PROVIDED RECORDS

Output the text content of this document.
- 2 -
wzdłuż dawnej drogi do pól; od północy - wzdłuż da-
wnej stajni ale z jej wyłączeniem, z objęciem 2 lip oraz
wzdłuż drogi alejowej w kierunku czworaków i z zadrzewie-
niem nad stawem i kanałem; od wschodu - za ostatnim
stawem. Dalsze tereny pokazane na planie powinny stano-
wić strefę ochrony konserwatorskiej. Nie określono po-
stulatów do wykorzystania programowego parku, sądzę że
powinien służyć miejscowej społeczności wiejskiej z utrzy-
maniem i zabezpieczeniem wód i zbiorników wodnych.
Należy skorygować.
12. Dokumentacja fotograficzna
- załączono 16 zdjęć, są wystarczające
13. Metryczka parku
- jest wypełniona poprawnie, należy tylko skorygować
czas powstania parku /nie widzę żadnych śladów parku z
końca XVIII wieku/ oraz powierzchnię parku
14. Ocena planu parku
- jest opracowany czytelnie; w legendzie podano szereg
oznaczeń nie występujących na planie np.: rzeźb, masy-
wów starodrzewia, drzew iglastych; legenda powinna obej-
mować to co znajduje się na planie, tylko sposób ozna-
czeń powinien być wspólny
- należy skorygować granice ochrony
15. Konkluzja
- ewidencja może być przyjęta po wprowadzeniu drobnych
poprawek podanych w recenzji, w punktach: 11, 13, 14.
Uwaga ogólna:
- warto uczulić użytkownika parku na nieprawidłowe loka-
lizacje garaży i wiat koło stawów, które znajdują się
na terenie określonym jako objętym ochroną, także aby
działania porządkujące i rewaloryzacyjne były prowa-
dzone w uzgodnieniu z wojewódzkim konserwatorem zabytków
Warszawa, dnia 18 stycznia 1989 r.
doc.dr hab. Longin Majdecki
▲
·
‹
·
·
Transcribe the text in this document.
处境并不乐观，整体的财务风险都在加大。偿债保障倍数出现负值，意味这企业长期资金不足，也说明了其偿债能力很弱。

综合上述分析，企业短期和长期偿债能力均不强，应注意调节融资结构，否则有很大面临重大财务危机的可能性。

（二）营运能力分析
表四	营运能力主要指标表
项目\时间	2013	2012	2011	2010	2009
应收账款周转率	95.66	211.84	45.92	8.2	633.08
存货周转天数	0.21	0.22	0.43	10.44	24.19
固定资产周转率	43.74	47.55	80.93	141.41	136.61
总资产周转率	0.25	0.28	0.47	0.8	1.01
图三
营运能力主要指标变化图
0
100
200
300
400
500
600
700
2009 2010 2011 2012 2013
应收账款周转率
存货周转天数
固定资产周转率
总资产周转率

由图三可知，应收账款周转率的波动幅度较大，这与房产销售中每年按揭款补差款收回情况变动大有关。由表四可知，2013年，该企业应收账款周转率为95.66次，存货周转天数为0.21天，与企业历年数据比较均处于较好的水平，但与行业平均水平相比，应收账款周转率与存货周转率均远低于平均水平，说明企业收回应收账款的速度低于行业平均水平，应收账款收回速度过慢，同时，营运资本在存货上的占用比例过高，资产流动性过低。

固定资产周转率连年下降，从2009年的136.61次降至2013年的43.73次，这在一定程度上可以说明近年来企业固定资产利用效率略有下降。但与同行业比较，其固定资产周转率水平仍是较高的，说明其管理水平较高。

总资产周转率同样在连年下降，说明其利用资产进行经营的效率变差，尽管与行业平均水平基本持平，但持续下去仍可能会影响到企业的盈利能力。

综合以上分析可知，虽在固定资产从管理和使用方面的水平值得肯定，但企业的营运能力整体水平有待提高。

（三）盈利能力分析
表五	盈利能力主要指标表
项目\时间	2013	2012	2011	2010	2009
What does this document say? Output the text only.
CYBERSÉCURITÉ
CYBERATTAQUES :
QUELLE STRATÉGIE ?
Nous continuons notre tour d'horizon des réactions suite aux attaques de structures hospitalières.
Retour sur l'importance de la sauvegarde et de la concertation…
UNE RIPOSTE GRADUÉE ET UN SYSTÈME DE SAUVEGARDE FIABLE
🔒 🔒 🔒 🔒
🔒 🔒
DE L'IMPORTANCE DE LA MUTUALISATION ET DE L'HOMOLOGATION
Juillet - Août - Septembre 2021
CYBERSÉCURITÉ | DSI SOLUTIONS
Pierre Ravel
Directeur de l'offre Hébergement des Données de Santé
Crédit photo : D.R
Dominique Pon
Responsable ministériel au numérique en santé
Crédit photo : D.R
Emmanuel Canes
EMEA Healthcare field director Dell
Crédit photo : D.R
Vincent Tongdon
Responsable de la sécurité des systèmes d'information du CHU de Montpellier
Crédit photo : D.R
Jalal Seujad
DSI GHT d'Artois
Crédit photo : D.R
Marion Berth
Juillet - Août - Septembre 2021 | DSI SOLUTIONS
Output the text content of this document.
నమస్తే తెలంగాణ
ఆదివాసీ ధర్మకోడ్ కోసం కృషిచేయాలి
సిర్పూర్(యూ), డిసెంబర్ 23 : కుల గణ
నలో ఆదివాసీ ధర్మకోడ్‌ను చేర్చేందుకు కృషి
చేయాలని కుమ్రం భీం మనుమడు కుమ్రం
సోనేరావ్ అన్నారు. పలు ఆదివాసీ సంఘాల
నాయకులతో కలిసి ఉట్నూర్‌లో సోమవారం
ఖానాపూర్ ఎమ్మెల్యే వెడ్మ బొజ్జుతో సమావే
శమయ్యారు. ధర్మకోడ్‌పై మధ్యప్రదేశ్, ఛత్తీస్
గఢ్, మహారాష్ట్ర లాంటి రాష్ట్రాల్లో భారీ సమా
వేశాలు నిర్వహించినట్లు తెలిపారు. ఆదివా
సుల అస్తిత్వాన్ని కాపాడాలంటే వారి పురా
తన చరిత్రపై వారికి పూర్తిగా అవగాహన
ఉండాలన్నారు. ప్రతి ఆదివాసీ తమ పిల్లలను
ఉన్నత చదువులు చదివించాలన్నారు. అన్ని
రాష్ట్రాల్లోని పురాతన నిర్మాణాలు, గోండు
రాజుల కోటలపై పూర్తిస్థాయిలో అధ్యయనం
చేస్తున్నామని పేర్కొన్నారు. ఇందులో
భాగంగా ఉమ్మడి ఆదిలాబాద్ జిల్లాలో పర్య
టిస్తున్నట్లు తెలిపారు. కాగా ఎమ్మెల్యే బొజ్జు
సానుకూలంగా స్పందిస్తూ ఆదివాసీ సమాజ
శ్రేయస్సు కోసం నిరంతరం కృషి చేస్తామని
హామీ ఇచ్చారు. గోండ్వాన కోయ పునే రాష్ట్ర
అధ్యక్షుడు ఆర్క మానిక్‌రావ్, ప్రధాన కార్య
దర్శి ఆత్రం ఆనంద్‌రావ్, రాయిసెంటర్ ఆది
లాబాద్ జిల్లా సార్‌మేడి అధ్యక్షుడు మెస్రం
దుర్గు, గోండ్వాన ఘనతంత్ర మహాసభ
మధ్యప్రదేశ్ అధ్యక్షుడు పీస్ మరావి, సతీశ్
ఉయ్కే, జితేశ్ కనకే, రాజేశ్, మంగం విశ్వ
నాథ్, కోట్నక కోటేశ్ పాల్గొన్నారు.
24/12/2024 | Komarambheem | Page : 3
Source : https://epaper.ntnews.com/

PROBLEM TO SOLVE
Show all lines from the listing above in which "CYBERSÉCURITÉ" appears.

RESPONSE TO THIS EXERCISE
CYBERSÉCURITÉ
CYBERSÉCURITÉ | DSI SOLUTIONS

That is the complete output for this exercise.